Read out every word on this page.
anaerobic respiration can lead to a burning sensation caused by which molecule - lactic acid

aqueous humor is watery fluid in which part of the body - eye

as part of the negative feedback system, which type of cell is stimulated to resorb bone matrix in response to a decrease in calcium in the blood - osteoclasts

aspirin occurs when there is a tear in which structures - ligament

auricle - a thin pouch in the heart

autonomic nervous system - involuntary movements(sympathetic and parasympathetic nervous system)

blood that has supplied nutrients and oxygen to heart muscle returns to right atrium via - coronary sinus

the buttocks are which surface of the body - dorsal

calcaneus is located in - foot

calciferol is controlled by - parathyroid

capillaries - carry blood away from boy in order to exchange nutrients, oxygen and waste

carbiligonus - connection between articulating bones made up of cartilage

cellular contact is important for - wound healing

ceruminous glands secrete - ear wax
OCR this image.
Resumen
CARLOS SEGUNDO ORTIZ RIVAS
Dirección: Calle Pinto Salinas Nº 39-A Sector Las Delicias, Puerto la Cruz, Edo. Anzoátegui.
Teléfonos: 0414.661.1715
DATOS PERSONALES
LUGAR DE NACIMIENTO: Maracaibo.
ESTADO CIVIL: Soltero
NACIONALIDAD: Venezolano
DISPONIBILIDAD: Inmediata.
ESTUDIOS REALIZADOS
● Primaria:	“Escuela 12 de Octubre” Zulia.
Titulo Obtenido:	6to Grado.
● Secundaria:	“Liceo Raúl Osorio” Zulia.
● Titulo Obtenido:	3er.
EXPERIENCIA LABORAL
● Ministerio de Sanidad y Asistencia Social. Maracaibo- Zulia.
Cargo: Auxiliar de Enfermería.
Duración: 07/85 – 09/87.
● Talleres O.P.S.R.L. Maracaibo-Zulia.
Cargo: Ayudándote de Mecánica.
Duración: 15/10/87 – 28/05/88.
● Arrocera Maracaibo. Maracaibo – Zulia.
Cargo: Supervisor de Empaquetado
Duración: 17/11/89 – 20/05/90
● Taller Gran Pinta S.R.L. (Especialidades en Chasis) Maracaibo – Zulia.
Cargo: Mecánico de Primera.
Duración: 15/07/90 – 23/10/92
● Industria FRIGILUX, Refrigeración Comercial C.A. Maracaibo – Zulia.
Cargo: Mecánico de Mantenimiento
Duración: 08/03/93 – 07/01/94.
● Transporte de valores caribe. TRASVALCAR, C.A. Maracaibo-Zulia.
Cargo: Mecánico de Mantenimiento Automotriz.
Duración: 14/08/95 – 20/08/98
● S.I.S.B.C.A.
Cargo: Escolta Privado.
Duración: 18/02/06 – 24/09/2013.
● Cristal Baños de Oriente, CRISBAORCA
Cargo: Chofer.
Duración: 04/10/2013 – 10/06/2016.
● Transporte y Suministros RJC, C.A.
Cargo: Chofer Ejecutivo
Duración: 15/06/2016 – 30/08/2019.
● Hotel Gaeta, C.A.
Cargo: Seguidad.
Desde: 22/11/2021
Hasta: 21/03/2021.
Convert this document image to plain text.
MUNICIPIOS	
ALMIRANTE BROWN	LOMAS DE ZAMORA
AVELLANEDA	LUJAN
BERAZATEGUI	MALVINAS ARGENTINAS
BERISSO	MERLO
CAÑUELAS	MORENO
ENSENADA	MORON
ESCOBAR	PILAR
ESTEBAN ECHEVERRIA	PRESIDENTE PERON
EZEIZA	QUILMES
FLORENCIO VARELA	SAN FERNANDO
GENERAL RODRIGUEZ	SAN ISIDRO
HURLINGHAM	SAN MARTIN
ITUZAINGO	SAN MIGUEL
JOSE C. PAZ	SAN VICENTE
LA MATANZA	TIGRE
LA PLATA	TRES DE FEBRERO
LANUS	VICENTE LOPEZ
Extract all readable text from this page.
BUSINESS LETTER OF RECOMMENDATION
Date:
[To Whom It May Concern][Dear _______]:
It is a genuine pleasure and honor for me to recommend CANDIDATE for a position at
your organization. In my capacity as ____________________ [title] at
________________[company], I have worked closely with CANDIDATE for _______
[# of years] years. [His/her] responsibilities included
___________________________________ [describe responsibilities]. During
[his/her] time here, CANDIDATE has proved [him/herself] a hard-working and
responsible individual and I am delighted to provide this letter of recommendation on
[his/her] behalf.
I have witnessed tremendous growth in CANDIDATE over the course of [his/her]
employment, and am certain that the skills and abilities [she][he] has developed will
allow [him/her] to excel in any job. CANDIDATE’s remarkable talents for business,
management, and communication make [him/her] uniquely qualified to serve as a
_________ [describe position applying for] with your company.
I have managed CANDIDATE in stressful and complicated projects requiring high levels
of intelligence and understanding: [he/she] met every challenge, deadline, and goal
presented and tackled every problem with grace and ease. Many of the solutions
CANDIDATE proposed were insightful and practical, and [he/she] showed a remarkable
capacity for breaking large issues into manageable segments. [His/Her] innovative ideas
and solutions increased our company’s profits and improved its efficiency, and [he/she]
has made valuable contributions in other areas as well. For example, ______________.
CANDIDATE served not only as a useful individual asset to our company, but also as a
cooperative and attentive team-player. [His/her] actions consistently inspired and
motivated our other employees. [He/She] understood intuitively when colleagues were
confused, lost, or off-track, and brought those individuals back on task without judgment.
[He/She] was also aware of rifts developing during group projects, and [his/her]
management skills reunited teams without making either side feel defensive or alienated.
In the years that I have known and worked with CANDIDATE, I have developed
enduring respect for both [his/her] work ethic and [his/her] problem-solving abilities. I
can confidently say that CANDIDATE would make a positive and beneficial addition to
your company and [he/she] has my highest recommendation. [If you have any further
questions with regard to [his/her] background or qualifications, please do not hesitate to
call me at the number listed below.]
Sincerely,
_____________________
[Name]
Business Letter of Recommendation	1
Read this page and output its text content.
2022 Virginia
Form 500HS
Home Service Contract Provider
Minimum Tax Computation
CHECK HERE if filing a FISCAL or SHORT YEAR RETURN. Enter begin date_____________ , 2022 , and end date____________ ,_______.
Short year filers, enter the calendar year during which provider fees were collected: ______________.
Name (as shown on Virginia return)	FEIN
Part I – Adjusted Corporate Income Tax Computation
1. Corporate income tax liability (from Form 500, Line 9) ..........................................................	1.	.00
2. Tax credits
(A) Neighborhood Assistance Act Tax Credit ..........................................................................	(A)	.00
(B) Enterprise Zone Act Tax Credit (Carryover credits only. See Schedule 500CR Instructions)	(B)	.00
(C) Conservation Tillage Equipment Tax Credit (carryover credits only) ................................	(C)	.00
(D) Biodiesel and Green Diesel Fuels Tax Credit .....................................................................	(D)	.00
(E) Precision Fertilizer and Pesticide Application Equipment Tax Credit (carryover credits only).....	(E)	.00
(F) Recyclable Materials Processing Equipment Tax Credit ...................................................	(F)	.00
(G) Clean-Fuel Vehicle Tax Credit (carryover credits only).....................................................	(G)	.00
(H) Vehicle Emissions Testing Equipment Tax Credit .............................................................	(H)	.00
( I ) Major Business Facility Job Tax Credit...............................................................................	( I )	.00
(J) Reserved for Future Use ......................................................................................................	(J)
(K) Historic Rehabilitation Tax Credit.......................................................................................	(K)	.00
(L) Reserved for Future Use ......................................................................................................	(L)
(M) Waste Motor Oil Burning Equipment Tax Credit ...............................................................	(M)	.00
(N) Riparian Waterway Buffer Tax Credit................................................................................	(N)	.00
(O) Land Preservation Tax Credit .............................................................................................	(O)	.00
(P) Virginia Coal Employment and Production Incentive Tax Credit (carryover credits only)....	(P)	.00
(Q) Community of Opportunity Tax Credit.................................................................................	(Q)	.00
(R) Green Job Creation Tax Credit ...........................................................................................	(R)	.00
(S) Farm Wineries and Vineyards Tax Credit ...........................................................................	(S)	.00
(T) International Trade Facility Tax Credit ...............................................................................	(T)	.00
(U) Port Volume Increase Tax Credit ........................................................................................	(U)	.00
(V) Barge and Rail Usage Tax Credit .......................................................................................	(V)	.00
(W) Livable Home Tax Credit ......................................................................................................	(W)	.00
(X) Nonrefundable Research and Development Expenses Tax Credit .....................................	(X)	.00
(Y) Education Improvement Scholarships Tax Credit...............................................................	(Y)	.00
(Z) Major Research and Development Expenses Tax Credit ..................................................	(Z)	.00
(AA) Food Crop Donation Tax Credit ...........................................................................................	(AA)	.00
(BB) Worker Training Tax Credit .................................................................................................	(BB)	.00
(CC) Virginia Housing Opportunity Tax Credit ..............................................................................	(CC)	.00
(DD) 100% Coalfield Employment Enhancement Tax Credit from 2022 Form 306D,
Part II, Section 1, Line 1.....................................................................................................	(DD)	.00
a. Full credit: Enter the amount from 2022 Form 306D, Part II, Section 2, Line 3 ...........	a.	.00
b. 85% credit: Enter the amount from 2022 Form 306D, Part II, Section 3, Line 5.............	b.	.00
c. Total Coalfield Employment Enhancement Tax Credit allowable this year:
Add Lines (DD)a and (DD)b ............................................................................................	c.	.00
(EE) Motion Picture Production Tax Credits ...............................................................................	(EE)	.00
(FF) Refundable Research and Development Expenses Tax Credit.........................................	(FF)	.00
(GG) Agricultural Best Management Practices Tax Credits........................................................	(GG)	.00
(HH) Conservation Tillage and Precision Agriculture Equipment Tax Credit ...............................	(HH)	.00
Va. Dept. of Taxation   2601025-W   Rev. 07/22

* _Given request_: Find all lines holding the string "Vehicle" and copy them.

* _Output_:
(G) Clean-Fuel Vehicle Tax Credit (carryover credits only).....................................................	(G)	.00
(H) Vehicle Emissions Testing Equipment Tax Credit .............................................................	(H)	.00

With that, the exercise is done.